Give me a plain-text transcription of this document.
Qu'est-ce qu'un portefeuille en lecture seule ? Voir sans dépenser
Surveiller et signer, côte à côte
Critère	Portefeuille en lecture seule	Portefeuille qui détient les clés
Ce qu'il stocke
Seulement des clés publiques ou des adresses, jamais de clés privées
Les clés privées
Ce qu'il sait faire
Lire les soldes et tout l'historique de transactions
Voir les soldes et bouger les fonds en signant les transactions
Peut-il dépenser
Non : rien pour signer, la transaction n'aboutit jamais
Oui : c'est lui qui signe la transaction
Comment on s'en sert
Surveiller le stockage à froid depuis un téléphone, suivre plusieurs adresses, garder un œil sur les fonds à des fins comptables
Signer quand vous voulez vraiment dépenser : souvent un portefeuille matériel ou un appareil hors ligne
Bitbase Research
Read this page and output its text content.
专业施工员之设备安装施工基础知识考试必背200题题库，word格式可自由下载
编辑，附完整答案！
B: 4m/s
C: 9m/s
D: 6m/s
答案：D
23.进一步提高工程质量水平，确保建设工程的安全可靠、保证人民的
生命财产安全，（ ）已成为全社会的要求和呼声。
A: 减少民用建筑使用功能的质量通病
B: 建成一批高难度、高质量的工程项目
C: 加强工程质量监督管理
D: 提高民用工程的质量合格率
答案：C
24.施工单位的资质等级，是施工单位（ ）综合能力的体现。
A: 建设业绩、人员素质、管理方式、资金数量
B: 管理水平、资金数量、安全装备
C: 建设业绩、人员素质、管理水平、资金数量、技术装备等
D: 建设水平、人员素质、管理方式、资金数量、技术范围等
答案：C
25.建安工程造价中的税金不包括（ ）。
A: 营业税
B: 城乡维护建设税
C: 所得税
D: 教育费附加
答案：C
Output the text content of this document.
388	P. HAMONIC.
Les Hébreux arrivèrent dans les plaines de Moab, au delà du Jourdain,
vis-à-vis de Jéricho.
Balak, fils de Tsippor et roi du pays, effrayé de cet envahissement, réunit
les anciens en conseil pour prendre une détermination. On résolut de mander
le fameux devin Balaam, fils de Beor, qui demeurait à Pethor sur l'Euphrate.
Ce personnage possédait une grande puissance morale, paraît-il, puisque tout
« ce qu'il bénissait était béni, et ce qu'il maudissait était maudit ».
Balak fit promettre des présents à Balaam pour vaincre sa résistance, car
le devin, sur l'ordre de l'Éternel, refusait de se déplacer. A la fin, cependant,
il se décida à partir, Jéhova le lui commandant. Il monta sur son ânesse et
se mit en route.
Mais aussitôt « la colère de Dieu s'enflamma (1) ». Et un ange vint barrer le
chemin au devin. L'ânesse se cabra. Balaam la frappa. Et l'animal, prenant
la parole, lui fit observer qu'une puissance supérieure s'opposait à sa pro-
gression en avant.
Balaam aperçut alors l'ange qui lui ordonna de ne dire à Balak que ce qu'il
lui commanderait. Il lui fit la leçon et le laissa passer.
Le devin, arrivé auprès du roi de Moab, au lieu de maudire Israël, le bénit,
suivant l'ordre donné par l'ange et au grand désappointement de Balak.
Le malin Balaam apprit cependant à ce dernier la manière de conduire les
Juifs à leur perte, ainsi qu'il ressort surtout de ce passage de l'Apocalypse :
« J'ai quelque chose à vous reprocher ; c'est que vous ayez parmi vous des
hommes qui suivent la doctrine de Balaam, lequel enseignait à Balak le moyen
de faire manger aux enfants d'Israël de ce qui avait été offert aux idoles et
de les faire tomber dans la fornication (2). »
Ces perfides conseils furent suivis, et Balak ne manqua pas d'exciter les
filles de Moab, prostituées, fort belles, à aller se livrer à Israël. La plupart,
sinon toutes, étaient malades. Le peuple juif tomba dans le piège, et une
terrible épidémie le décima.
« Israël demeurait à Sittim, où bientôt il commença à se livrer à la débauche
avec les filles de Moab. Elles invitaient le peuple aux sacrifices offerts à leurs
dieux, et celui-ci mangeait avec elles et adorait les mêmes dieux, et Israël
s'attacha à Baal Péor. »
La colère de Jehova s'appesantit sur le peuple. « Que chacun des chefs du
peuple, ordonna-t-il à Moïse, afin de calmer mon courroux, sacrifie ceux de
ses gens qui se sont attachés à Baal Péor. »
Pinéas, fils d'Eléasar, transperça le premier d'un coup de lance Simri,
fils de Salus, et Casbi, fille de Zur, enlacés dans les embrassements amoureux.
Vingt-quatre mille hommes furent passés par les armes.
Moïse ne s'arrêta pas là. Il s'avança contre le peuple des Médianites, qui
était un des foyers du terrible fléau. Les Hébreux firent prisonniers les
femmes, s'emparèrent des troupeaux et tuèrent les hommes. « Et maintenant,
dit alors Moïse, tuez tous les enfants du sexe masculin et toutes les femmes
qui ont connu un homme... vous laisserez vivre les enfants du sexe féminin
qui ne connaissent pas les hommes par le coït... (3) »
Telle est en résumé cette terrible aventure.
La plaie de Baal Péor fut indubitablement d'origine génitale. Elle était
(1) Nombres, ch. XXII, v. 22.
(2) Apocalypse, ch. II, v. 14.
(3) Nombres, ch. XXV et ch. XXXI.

Short exercise: Using the material above, state how many lines include the string "transactions". Answer with a single number.

Written solution: 2